• [Problem to solve]:
Return all of the entries word for word, but omit the pictures they contain.

Collected data
>>

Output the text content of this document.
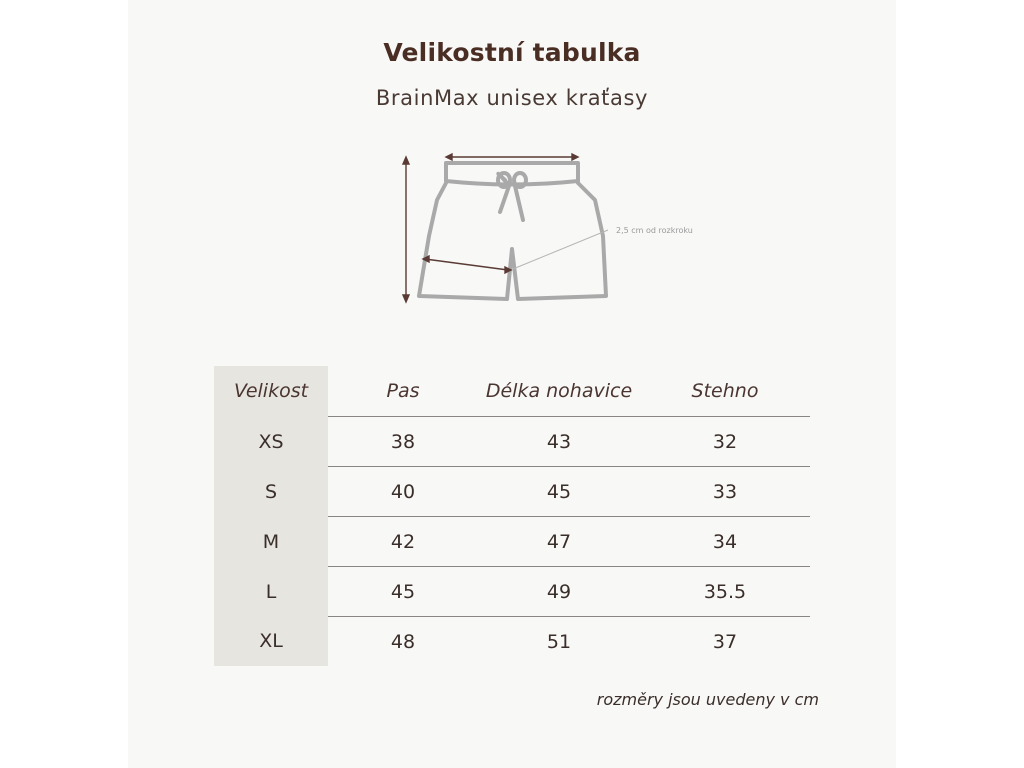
Velikostní tabulka
BrainMax unisex kraťasy
2,5 cm od rozkroku
Velikost	Pas	Délka nohavice	Stehno
XS	38	43	32
S	40	45	33
M	42	47	34
L	45	49	35.5
XL	48	51	37
rozměry jsou uvedeny v cm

<<

• [The result]:
Output the text content of this document.
Velikostní tabulka
BrainMax unisex kraťasy
2,5 cm od rozkroku
Velikost	Pas	Délka nohavice	Stehno
XS	38	43	32
S	40	45	33
M	42	47	34
L	45	49	35.5
XL	48	51	37
rozměry jsou uvedeny v cm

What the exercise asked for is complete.